» Structured figure records:

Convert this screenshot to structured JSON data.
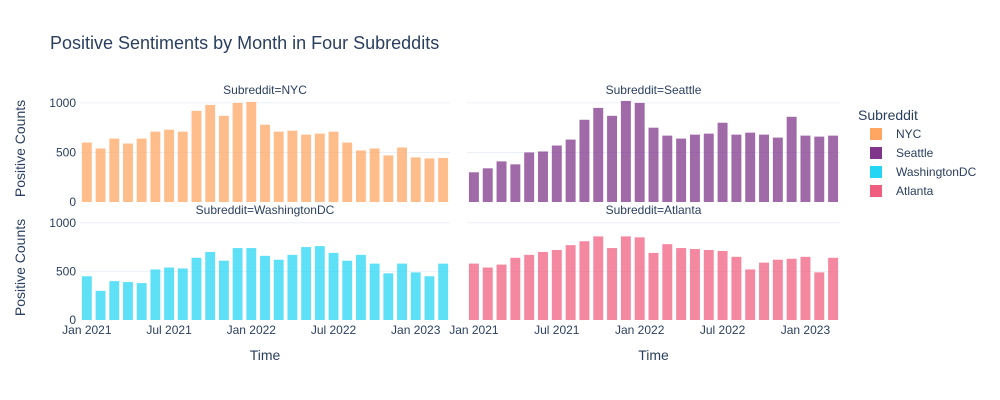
{
  "chart_data": {
    "type": "bar",
    "title": "Positive Sentiments by Month in Four Subreddits",
    "xlabel": "Time",
    "ylabel": "Positive Counts",
    "x_ticks": [
      "Jan 2021",
      "Jul 2021",
      "Jan 2022",
      "Jul 2022",
      "Jan 2023"
    ],
    "yticks": [
      0,
      500,
      1000
    ],
    "ylim": [
      0,
      1080
    ],
    "grid": true,
    "legend": {
      "title": "Subreddit",
      "placement": "right"
    },
    "categories": [
      "2021-01",
      "2021-02",
      "2021-03",
      "2021-04",
      "2021-05",
      "2021-06",
      "2021-07",
      "2021-08",
      "2021-09",
      "2021-10",
      "2021-11",
      "2021-12",
      "2022-01",
      "2022-02",
      "2022-03",
      "2022-04",
      "2022-05",
      "2022-06",
      "2022-07",
      "2022-08",
      "2022-09",
      "2022-10",
      "2022-11",
      "2022-12",
      "2023-01",
      "2023-02",
      "2023-03"
    ],
    "facets": [
      {
        "label": "Subreddit=NYC",
        "series": "NYC",
        "color": "#FFA15A",
        "values": [
          600,
          540,
          640,
          590,
          640,
          710,
          730,
          710,
          920,
          980,
          870,
          1000,
          1010,
          780,
          710,
          720,
          680,
          690,
          710,
          600,
          520,
          540,
          470,
          550,
          450,
          440,
          445
        ]
      },
      {
        "label": "Subreddit=Seattle",
        "series": "Seattle",
        "color": "#782B84",
        "values": [
          300,
          340,
          410,
          380,
          500,
          510,
          570,
          630,
          830,
          950,
          870,
          1020,
          1000,
          750,
          670,
          640,
          680,
          690,
          800,
          680,
          700,
          680,
          650,
          860,
          670,
          660,
          670
        ]
      },
      {
        "label": "Subreddit=WashingtonDC",
        "series": "WashingtonDC",
        "color": "#19D3F3",
        "values": [
          450,
          300,
          400,
          390,
          380,
          520,
          540,
          530,
          640,
          700,
          610,
          740,
          740,
          660,
          620,
          670,
          750,
          760,
          690,
          610,
          670,
          580,
          480,
          580,
          490,
          450,
          580
        ]
      },
      {
        "label": "Subreddit=Atlanta",
        "series": "Atlanta",
        "color": "#EF5578",
        "values": [
          580,
          540,
          570,
          640,
          670,
          700,
          720,
          770,
          810,
          860,
          740,
          860,
          850,
          690,
          780,
          740,
          730,
          720,
          710,
          650,
          520,
          590,
          620,
          630,
          650,
          490,
          640
        ]
      }
    ]
  }
}
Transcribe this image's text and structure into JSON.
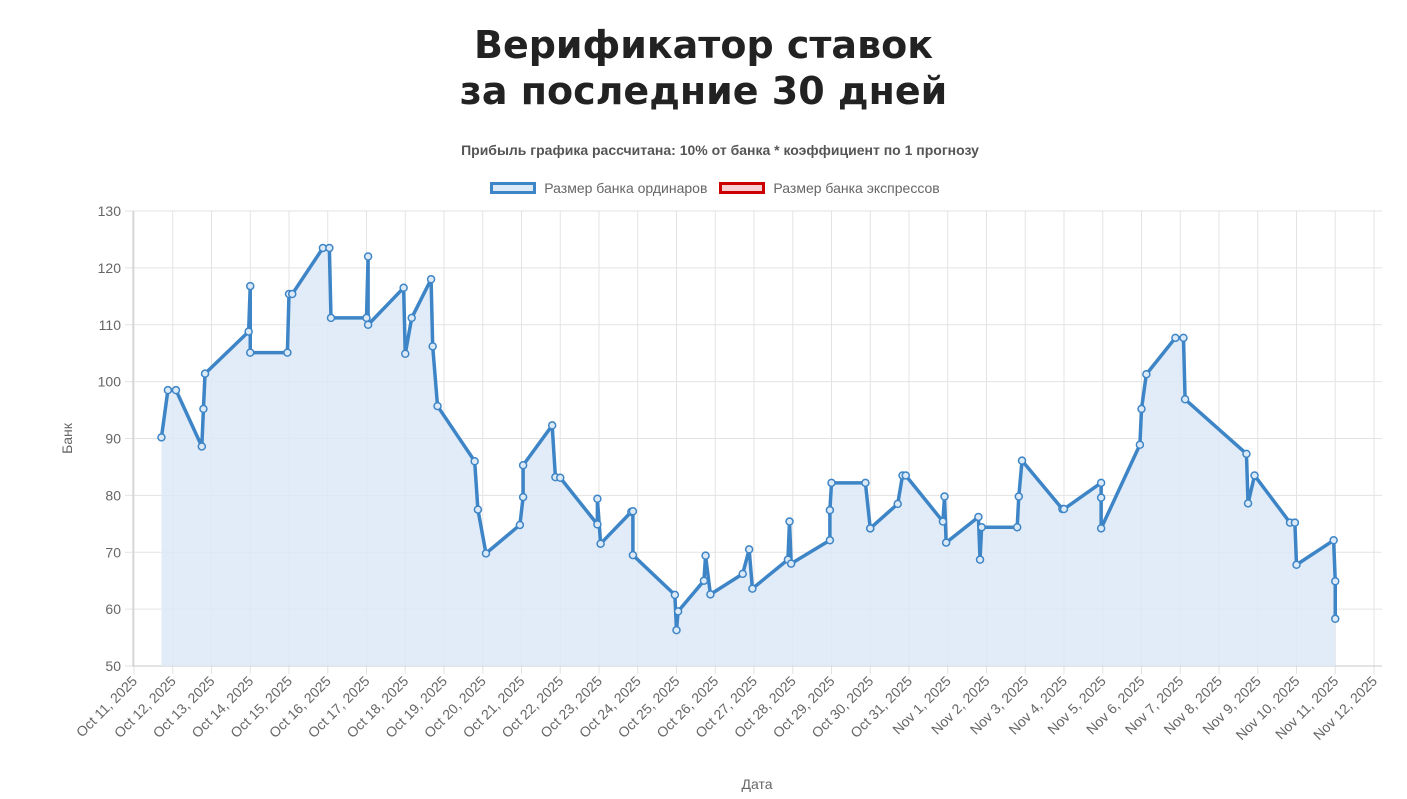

» DO THIS:
Take the listing above and restate it word for word, without its pictures.

» EXERCISE SOLUTION:
Convert this screenshot to structured JSON data.
{
  "chart_data": {
    "type": "bar",
    "title": "Positive Sentiments by Month in Four Subreddits",
    "xlabel": "Time",
    "ylabel": "Positive Counts",
    "x_ticks": [
      "Jan 2021",
      "Jul 2021",
      "Jan 2022",
      "Jul 2022",
      "Jan 2023"
    ],
    "yticks": [
      0,
      500,
      1000
    ],
    "ylim": [
      0,
      1080
    ],
    "grid": true,
    "legend": {
      "title": "Subreddit",
      "placement": "right"
    },
    "categories": [
      "2021-01",
      "2021-02",
      "2021-03",
      "2021-04",
      "2021-05",
      "2021-06",
      "2021-07",
      "2021-08",
      "2021-09",
      "2021-10",
      "2021-11",
      "2021-12",
      "2022-01",
      "2022-02",
      "2022-03",
      "2022-04",
      "2022-05",
      "2022-06",
      "2022-07",
      "2022-08",
      "2022-09",
      "2022-10",
      "2022-11",
      "2022-12",
      "2023-01",
      "2023-02",
      "2023-03"
    ],
    "facets": [
      {
        "label": "Subreddit=NYC",
        "series": "NYC",
        "color": "#FFA15A",
        "values": [
          600,
          540,
          640,
          590,
          640,
          710,
          730,
          710,
          920,
          980,
          870,
          1000,
          1010,
          780,
          710,
          720,
          680,
          690,
          710,
          600,
          520,
          540,
          470,
          550,
          450,
          440,
          445
        ]
      },
      {
        "label": "Subreddit=Seattle",
        "series": "Seattle",
        "color": "#782B84",
        "values": [
          300,
          340,
          410,
          380,
          500,
          510,
          570,
          630,
          830,
          950,
          870,
          1020,
          1000,
          750,
          670,
          640,
          680,
          690,
          800,
          680,
          700,
          680,
          650,
          860,
          670,
          660,
          670
        ]
      },
      {
        "label": "Subreddit=WashingtonDC",
        "series": "WashingtonDC",
        "color": "#19D3F3",
        "values": [
          450,
          300,
          400,
          390,
          380,
          520,
          540,
          530,
          640,
          700,
          610,
          740,
          740,
          660,
          620,
          670,
          750,
          760,
          690,
          610,
          670,
          580,
          480,
          580,
          490,
          450,
          580
        ]
      },
      {
        "label": "Subreddit=Atlanta",
        "series": "Atlanta",
        "color": "#EF5578",
        "values": [
          580,
          540,
          570,
          640,
          670,
          700,
          720,
          770,
          810,
          860,
          740,
          860,
          850,
          690,
          780,
          740,
          730,
          720,
          710,
          650,
          520,
          590,
          620,
          630,
          650,
          490,
          640
        ]
      }
    ]
  }
}
Transcribe this image's text and structure into JSON.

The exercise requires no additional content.